# Emulators and ripping game music



## Perseus (Jun 12, 2003)

Anyone here who has SNES9x (the snes emulator) know how to rip the music files from the rom and then convert them to mp3s? I cant find the  mp3s for a particular game.

-Perseus


----------



## Decado (Jun 13, 2003)

I think there are some apps on versionbtracker that lets the computer record everything it hears into a musicfile. maybe you could use one of those? But i think it is irrational; all the good music is on the eight-bit games such as Super Mario Bros


----------



## MikeXpop (Jun 13, 2003)

I think one of the main problems with thos is after recording the theme to Super Mario, you'd get a 50 meg sound file with huge detail (detail you don't need).


----------



## symphonix (Jun 13, 2003)

One app I have heard of, but haven't tried, is Audio Hijack. It lets you record the output audio from other programs like games.


----------



## Perseus (Jun 13, 2003)

Audio Hijack works great! Thanks.

-Perseus


----------



## Dlatu1983 (Jun 13, 2003)

How do you use an emultor on the mac? I've seen them on versiontracker, but never knew how you upload the games, etc. Can someone give me a quick overview?


----------



## Perseus (Jun 13, 2003)

Go to www.emulation.net and at the bottom is a menu. (Looks like MacOS X.) Select the system you want. For NES, I like iNES, for SNES I like SNES9x, etc.


----------



## mdnky (Jun 14, 2003)

FROM GAMES


----------

COLLECTED MATERIAL:
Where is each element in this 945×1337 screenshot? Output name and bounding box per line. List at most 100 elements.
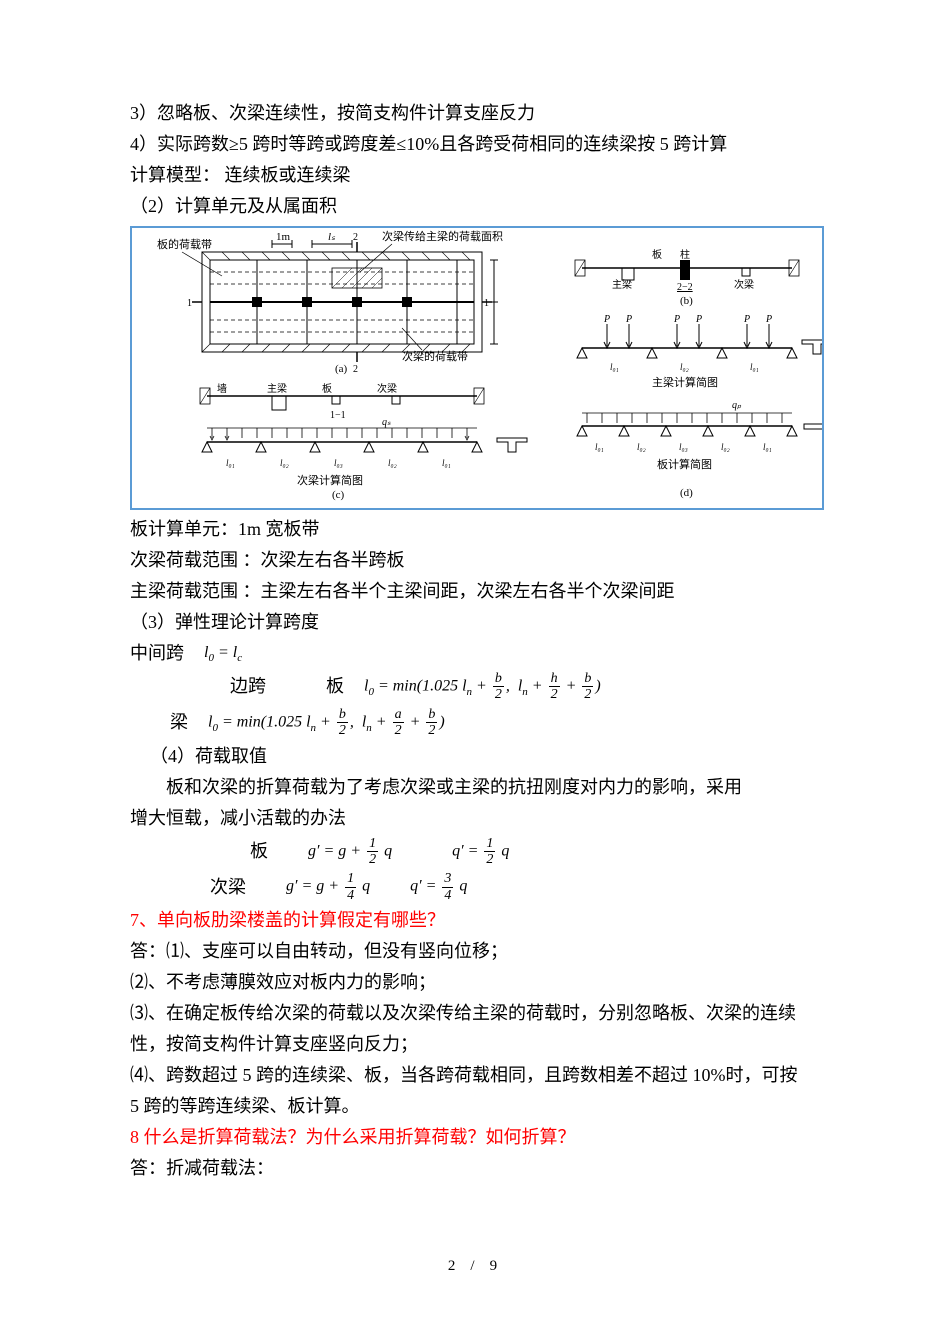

WHAT IS ASKED:
1. Answer these questions about the thread on ripping game music, giving each answer on its own line with its letter.
(a) Which app did symphonix mention for recording the audio output of other programs?
(b) Which emulator does Perseus prefer for NES?
(c) How large a sound file did MikeXpop say a recording of the Super Mario theme could produce?
2. Summarize the thread on ripping game music in two sentences.
3. Rewrite the paragraph of the thread that begins "Go to www.emulation.net" as a short list of steps and recommendations.

ANSWERS FOR THE EXERCISE:
1.
(a) Audio Hijack
(b) iNES
(c) 50 meg

2. Perseus asked how to rip music from a ROM with the SNES9x emulator and convert it to mp3s, and replies suggested apps that record what the computer plays, with symphonix naming Audio Hijack, which Perseus then said works great. When Dlatu1983 asked how to use an emulator on the Mac, Perseus pointed to www.emulation.net and recommended iNES for NES and SNES9x for SNES.

3.
- Go to www.emulation.net.
- Use the menu at the bottom of the page, which looks like MacOS X.
- Select the system you want.
- For NES, Perseus likes iNES; for SNES, SNES9x.